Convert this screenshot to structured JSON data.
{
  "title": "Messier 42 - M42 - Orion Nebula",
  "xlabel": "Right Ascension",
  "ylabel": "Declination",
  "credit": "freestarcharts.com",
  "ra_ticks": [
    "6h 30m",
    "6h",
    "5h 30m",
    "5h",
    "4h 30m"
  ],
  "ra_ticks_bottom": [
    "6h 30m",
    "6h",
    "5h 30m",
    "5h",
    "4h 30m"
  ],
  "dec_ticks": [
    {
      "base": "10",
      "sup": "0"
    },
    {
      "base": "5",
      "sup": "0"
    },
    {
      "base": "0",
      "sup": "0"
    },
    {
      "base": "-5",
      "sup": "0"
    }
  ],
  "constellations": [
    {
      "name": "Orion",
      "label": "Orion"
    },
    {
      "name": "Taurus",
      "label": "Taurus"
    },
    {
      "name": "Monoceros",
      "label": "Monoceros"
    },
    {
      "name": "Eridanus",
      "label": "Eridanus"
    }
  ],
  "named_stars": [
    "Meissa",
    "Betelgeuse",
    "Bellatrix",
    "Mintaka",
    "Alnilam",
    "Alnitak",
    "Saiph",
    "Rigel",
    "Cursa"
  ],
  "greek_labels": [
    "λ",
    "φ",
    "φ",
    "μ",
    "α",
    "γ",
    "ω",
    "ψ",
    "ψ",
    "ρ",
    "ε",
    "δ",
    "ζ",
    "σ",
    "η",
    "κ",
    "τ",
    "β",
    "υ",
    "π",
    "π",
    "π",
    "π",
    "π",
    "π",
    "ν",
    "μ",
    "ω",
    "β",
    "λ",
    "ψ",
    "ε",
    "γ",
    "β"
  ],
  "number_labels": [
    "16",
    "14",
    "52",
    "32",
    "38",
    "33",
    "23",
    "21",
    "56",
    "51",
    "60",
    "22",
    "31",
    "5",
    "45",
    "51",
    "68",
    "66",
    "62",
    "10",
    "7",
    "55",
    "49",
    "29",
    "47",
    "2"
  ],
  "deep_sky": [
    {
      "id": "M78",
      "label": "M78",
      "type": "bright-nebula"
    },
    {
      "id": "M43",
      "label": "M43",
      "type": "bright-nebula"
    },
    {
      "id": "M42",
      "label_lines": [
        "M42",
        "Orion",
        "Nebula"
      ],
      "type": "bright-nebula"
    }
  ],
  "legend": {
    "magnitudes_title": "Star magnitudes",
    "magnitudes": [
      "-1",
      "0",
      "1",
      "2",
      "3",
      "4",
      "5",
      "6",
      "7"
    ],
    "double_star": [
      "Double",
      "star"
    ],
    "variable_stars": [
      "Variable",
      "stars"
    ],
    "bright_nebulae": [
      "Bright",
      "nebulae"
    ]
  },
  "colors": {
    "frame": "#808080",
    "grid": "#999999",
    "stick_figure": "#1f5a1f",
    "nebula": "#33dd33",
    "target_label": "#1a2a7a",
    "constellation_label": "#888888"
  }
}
•••
## Stated exercise
Restate each record exactly as written.

## Expected answer
Convert this screenshot to structured JSON data.
{
  "title": "Messier 42 - M42 - Orion Nebula",
  "xlabel": "Right Ascension",
  "ylabel": "Declination",
  "credit": "freestarcharts.com",
  "ra_ticks": [
    "6h 30m",
    "6h",
    "5h 30m",
    "5h",
    "4h 30m"
  ],
  "ra_ticks_bottom": [
    "6h 30m",
    "6h",
    "5h 30m",
    "5h",
    "4h 30m"
  ],
  "dec_ticks": [
    {
      "base": "10",
      "sup": "0"
    },
    {
      "base": "5",
      "sup": "0"
    },
    {
      "base": "0",
      "sup": "0"
    },
    {
      "base": "-5",
      "sup": "0"
    }
  ],
  "constellations": [
    {
      "name": "Orion",
      "label": "Orion"
    },
    {
      "name": "Taurus",
      "label": "Taurus"
    },
    {
      "name": "Monoceros",
      "label": "Monoceros"
    },
    {
      "name": "Eridanus",
      "label": "Eridanus"
    }
  ],
  "named_stars": [
    "Meissa",
    "Betelgeuse",
    "Bellatrix",
    "Mintaka",
    "Alnilam",
    "Alnitak",
    "Saiph",
    "Rigel",
    "Cursa"
  ],
  "greek_labels": [
    "λ",
    "φ",
    "φ",
    "μ",
    "α",
    "γ",
    "ω",
    "ψ",
    "ψ",
    "ρ",
    "ε",
    "δ",
    "ζ",
    "σ",
    "η",
    "κ",
    "τ",
    "β",
    "υ",
    "π",
    "π",
    "π",
    "π",
    "π",
    "π",
    "ν",
    "μ",
    "ω",
    "β",
    "λ",
    "ψ",
    "ε",
    "γ",
    "β"
  ],
  "number_labels": [
    "16",
    "14",
    "52",
    "32",
    "38",
    "33",
    "23",
    "21",
    "56",
    "51",
    "60",
    "22",
    "31",
    "5",
    "45",
    "51",
    "68",
    "66",
    "62",
    "10",
    "7",
    "55",
    "49",
    "29",
    "47",
    "2"
  ],
  "deep_sky": [
    {
      "id": "M78",
      "label": "M78",
      "type": "bright-nebula"
    },
    {
      "id": "M43",
      "label": "M43",
      "type": "bright-nebula"
    },
    {
      "id": "M42",
      "label_lines": [
        "M42",
        "Orion",
        "Nebula"
      ],
      "type": "bright-nebula"
    }
  ],
  "legend": {
    "magnitudes_title": "Star magnitudes",
    "magnitudes": [
      "-1",
      "0",
      "1",
      "2",
      "3",
      "4",
      "5",
      "6",
      "7"
    ],
    "double_star": [
      "Double",
      "star"
    ],
    "variable_stars": [
      "Variable",
      "stars"
    ],
    "bright_nebulae": [
      "Bright",
      "nebulae"
    ]
  },
  "colors": {
    "frame": "#808080",
    "grid": "#999999",
    "stick_figure": "#1f5a1f",
    "nebula": "#33dd33",
    "target_label": "#1a2a7a",
    "constellation_label": "#888888"
  }
}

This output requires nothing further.